> [Stated problem]
Take the material below and write it all out again exactly.

>> Begin Provided records

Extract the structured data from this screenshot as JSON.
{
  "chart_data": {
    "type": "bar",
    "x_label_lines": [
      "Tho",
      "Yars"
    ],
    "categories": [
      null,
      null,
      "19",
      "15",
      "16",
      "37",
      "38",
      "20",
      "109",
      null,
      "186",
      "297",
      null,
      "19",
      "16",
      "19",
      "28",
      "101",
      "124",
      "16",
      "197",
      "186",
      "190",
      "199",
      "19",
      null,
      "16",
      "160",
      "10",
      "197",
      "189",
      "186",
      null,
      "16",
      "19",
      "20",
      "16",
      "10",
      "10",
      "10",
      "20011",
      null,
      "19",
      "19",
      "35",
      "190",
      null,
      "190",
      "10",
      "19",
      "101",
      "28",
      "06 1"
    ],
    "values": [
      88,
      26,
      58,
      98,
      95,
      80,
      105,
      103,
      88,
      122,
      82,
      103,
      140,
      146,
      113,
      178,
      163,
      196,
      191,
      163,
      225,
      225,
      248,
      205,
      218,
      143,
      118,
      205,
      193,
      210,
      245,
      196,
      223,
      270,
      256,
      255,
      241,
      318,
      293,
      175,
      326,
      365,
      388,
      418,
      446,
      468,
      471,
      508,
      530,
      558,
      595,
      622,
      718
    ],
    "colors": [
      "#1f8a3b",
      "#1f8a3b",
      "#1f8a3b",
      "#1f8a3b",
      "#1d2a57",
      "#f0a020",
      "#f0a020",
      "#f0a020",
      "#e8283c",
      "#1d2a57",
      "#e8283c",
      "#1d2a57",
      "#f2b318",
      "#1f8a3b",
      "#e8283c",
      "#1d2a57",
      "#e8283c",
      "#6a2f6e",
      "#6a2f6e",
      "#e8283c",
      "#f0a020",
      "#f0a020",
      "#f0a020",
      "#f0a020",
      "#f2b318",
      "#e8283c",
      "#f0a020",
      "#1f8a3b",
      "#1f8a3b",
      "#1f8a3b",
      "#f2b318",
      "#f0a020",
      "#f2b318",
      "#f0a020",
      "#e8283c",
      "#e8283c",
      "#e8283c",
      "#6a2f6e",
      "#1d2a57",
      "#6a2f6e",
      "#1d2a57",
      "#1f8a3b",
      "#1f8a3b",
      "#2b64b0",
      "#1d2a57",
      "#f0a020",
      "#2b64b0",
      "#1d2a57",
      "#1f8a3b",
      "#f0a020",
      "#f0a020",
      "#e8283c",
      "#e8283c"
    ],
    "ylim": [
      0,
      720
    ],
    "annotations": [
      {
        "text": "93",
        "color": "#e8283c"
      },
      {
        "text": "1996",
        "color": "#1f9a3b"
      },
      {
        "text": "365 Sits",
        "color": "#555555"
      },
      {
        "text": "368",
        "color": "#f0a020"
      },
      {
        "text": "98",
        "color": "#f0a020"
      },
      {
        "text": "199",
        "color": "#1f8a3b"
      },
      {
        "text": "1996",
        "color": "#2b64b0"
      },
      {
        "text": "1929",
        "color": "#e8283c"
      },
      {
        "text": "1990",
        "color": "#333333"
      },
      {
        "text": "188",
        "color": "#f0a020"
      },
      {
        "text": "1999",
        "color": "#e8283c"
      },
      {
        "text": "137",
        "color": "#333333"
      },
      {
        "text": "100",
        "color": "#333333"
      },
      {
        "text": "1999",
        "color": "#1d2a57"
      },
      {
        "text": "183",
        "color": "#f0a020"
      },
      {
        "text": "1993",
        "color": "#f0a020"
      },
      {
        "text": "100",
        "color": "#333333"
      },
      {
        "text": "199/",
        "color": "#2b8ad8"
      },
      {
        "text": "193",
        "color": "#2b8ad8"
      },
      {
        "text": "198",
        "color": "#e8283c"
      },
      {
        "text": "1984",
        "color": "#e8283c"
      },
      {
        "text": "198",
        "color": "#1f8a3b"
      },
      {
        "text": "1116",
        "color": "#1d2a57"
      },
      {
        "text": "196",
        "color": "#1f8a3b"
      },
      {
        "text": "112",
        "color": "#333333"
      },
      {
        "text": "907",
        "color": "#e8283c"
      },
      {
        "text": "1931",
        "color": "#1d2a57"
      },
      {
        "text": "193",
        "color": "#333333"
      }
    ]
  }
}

>> End Provided records

> [The answer]
Extract the structured data from this screenshot as JSON.
{
  "chart_data": {
    "type": "bar",
    "x_label_lines": [
      "Tho",
      "Yars"
    ],
    "categories": [
      null,
      null,
      "19",
      "15",
      "16",
      "37",
      "38",
      "20",
      "109",
      null,
      "186",
      "297",
      null,
      "19",
      "16",
      "19",
      "28",
      "101",
      "124",
      "16",
      "197",
      "186",
      "190",
      "199",
      "19",
      null,
      "16",
      "160",
      "10",
      "197",
      "189",
      "186",
      null,
      "16",
      "19",
      "20",
      "16",
      "10",
      "10",
      "10",
      "20011",
      null,
      "19",
      "19",
      "35",
      "190",
      null,
      "190",
      "10",
      "19",
      "101",
      "28",
      "06 1"
    ],
    "values": [
      88,
      26,
      58,
      98,
      95,
      80,
      105,
      103,
      88,
      122,
      82,
      103,
      140,
      146,
      113,
      178,
      163,
      196,
      191,
      163,
      225,
      225,
      248,
      205,
      218,
      143,
      118,
      205,
      193,
      210,
      245,
      196,
      223,
      270,
      256,
      255,
      241,
      318,
      293,
      175,
      326,
      365,
      388,
      418,
      446,
      468,
      471,
      508,
      530,
      558,
      595,
      622,
      718
    ],
    "colors": [
      "#1f8a3b",
      "#1f8a3b",
      "#1f8a3b",
      "#1f8a3b",
      "#1d2a57",
      "#f0a020",
      "#f0a020",
      "#f0a020",
      "#e8283c",
      "#1d2a57",
      "#e8283c",
      "#1d2a57",
      "#f2b318",
      "#1f8a3b",
      "#e8283c",
      "#1d2a57",
      "#e8283c",
      "#6a2f6e",
      "#6a2f6e",
      "#e8283c",
      "#f0a020",
      "#f0a020",
      "#f0a020",
      "#f0a020",
      "#f2b318",
      "#e8283c",
      "#f0a020",
      "#1f8a3b",
      "#1f8a3b",
      "#1f8a3b",
      "#f2b318",
      "#f0a020",
      "#f2b318",
      "#f0a020",
      "#e8283c",
      "#e8283c",
      "#e8283c",
      "#6a2f6e",
      "#1d2a57",
      "#6a2f6e",
      "#1d2a57",
      "#1f8a3b",
      "#1f8a3b",
      "#2b64b0",
      "#1d2a57",
      "#f0a020",
      "#2b64b0",
      "#1d2a57",
      "#1f8a3b",
      "#f0a020",
      "#f0a020",
      "#e8283c",
      "#e8283c"
    ],
    "ylim": [
      0,
      720
    ],
    "annotations": [
      {
        "text": "93",
        "color": "#e8283c"
      },
      {
        "text": "1996",
        "color": "#1f9a3b"
      },
      {
        "text": "365 Sits",
        "color": "#555555"
      },
      {
        "text": "368",
        "color": "#f0a020"
      },
      {
        "text": "98",
        "color": "#f0a020"
      },
      {
        "text": "199",
        "color": "#1f8a3b"
      },
      {
        "text": "1996",
        "color": "#2b64b0"
      },
      {
        "text": "1929",
        "color": "#e8283c"
      },
      {
        "text": "1990",
        "color": "#333333"
      },
      {
        "text": "188",
        "color": "#f0a020"
      },
      {
        "text": "1999",
        "color": "#e8283c"
      },
      {
        "text": "137",
        "color": "#333333"
      },
      {
        "text": "100",
        "color": "#333333"
      },
      {
        "text": "1999",
        "color": "#1d2a57"
      },
      {
        "text": "183",
        "color": "#f0a020"
      },
      {
        "text": "1993",
        "color": "#f0a020"
      },
      {
        "text": "100",
        "color": "#333333"
      },
      {
        "text": "199/",
        "color": "#2b8ad8"
      },
      {
        "text": "193",
        "color": "#2b8ad8"
      },
      {
        "text": "198",
        "color": "#e8283c"
      },
      {
        "text": "1984",
        "color": "#e8283c"
      },
      {
        "text": "198",
        "color": "#1f8a3b"
      },
      {
        "text": "1116",
        "color": "#1d2a57"
      },
      {
        "text": "196",
        "color": "#1f8a3b"
      },
      {
        "text": "112",
        "color": "#333333"
      },
      {
        "text": "907",
        "color": "#e8283c"
      },
      {
        "text": "1931",
        "color": "#1d2a57"
      },
      {
        "text": "193",
        "color": "#333333"
      }
    ]
  }
}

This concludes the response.